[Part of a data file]

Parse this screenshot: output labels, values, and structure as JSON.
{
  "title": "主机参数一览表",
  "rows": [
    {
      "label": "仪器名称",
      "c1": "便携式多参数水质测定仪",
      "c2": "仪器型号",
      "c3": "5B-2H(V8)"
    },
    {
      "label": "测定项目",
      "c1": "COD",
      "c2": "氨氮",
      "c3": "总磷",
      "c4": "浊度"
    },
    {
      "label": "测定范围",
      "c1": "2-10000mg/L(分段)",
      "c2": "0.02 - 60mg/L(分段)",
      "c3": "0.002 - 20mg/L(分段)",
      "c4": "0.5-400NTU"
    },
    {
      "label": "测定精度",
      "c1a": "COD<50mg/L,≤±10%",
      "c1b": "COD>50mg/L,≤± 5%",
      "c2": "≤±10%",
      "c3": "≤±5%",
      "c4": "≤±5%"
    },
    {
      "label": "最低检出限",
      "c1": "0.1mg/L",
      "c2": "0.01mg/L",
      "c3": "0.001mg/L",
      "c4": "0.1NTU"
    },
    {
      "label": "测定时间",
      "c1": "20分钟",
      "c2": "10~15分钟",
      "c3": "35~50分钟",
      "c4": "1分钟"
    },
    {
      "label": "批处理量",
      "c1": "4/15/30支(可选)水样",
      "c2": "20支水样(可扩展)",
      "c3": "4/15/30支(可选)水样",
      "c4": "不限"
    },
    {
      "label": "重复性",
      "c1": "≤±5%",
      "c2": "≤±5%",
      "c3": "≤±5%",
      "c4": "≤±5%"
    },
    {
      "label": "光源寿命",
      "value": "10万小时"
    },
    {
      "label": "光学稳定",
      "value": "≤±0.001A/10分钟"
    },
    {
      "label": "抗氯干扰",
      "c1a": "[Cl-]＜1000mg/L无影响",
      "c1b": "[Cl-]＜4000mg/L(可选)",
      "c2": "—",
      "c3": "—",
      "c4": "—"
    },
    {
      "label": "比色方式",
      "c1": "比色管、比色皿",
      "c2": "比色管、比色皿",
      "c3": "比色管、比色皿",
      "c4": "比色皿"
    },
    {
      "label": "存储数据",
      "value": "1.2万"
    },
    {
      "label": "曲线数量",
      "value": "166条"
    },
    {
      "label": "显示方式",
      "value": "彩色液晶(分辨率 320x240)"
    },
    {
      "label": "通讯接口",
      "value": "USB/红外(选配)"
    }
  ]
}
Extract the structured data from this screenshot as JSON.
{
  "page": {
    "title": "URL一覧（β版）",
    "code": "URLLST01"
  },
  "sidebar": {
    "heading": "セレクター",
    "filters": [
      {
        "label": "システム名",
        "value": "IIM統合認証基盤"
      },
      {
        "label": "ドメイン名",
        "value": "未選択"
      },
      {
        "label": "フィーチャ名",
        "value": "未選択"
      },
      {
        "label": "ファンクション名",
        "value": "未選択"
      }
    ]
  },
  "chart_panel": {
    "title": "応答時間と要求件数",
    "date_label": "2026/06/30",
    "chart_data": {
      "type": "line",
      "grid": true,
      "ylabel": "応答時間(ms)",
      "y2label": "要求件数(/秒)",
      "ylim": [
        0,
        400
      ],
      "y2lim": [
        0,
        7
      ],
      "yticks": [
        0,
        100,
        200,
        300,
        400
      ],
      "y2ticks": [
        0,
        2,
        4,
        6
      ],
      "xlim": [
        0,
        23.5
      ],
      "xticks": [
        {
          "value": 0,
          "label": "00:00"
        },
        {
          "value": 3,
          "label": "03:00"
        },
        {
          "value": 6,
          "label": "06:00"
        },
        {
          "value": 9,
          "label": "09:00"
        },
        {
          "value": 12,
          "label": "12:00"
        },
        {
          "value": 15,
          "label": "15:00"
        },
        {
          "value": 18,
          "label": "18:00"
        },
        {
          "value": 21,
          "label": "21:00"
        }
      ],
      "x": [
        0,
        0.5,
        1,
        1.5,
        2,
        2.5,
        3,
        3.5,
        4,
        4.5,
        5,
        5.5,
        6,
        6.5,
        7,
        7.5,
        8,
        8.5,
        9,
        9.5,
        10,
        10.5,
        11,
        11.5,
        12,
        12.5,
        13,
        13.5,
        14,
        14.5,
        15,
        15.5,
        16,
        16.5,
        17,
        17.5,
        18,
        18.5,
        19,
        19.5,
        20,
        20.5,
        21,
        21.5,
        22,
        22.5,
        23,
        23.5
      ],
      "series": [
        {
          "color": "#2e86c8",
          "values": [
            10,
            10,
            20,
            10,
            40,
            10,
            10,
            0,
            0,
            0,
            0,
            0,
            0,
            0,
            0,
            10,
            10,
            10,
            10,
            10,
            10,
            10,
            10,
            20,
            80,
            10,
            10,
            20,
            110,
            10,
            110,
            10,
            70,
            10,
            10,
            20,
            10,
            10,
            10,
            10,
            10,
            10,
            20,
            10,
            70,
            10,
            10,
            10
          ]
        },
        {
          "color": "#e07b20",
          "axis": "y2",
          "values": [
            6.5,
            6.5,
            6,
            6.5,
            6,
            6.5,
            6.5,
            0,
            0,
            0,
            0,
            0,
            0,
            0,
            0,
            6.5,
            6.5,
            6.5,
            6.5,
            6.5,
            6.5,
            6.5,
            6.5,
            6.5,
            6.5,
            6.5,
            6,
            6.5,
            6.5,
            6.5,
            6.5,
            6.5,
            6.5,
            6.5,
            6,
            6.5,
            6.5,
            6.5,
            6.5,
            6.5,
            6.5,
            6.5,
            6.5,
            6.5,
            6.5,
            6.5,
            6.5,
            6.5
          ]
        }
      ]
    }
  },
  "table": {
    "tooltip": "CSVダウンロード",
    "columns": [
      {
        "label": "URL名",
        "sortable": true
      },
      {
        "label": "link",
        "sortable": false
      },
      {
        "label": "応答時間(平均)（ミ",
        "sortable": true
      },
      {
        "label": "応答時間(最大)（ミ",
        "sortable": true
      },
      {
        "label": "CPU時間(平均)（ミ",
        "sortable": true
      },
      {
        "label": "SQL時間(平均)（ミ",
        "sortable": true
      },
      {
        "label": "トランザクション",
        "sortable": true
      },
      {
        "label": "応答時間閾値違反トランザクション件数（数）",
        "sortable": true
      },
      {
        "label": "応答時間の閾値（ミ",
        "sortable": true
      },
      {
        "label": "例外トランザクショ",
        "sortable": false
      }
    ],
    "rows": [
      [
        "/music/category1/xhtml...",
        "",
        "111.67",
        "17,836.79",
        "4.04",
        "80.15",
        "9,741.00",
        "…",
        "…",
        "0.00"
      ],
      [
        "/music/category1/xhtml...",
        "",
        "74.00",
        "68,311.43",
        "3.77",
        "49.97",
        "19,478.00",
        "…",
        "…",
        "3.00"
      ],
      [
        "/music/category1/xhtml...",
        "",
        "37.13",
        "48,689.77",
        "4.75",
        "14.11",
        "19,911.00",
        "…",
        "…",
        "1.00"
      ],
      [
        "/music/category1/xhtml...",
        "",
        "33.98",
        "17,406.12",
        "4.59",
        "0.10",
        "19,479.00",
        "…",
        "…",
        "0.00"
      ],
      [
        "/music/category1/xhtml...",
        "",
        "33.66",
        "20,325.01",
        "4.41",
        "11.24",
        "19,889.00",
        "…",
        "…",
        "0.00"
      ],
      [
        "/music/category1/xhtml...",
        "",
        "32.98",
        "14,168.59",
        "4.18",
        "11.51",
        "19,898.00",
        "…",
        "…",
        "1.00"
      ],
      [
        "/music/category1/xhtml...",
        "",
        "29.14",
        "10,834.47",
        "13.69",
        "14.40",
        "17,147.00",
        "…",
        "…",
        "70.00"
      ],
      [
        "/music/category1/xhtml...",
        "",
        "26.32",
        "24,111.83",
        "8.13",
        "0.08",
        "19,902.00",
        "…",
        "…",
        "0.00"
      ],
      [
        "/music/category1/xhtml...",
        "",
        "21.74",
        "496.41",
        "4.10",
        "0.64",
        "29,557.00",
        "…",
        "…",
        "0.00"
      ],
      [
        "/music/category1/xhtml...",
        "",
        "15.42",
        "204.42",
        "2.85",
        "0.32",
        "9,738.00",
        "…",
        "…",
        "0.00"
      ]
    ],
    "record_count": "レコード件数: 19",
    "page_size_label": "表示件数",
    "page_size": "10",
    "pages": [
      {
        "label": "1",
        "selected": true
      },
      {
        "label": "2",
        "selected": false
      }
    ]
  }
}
---
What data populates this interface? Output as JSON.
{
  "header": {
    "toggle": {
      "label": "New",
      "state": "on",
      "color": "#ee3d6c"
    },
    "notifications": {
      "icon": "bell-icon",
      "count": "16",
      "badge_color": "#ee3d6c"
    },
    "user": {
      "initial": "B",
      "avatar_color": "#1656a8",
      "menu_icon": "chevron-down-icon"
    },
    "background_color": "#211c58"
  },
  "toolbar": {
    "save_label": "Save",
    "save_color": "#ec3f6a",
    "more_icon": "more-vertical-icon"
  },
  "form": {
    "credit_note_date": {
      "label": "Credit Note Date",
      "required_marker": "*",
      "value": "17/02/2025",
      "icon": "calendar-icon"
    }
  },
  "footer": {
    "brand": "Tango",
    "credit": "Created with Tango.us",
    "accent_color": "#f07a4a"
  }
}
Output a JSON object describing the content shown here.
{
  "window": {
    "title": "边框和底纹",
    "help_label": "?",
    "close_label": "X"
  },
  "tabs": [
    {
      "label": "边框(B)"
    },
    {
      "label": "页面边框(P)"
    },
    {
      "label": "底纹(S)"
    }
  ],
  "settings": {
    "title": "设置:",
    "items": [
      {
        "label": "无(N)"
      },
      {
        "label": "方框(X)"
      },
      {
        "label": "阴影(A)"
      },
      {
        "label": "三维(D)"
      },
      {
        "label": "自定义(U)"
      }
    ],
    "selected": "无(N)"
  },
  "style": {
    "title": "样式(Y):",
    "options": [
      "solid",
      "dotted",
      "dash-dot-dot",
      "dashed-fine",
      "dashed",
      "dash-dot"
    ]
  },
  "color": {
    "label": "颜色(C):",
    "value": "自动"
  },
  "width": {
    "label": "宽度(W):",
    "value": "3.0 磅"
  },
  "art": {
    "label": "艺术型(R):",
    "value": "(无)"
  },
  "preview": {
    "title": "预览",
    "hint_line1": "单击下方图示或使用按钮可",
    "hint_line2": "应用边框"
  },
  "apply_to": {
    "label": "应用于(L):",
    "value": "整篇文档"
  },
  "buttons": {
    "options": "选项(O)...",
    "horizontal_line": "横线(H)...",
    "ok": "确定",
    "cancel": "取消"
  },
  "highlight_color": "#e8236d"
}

__Given request__. Copy all lines from the material that include "Tango".

__Response to the exercise__.
    "brand": "Tango",
    "credit": "Created with Tango.us",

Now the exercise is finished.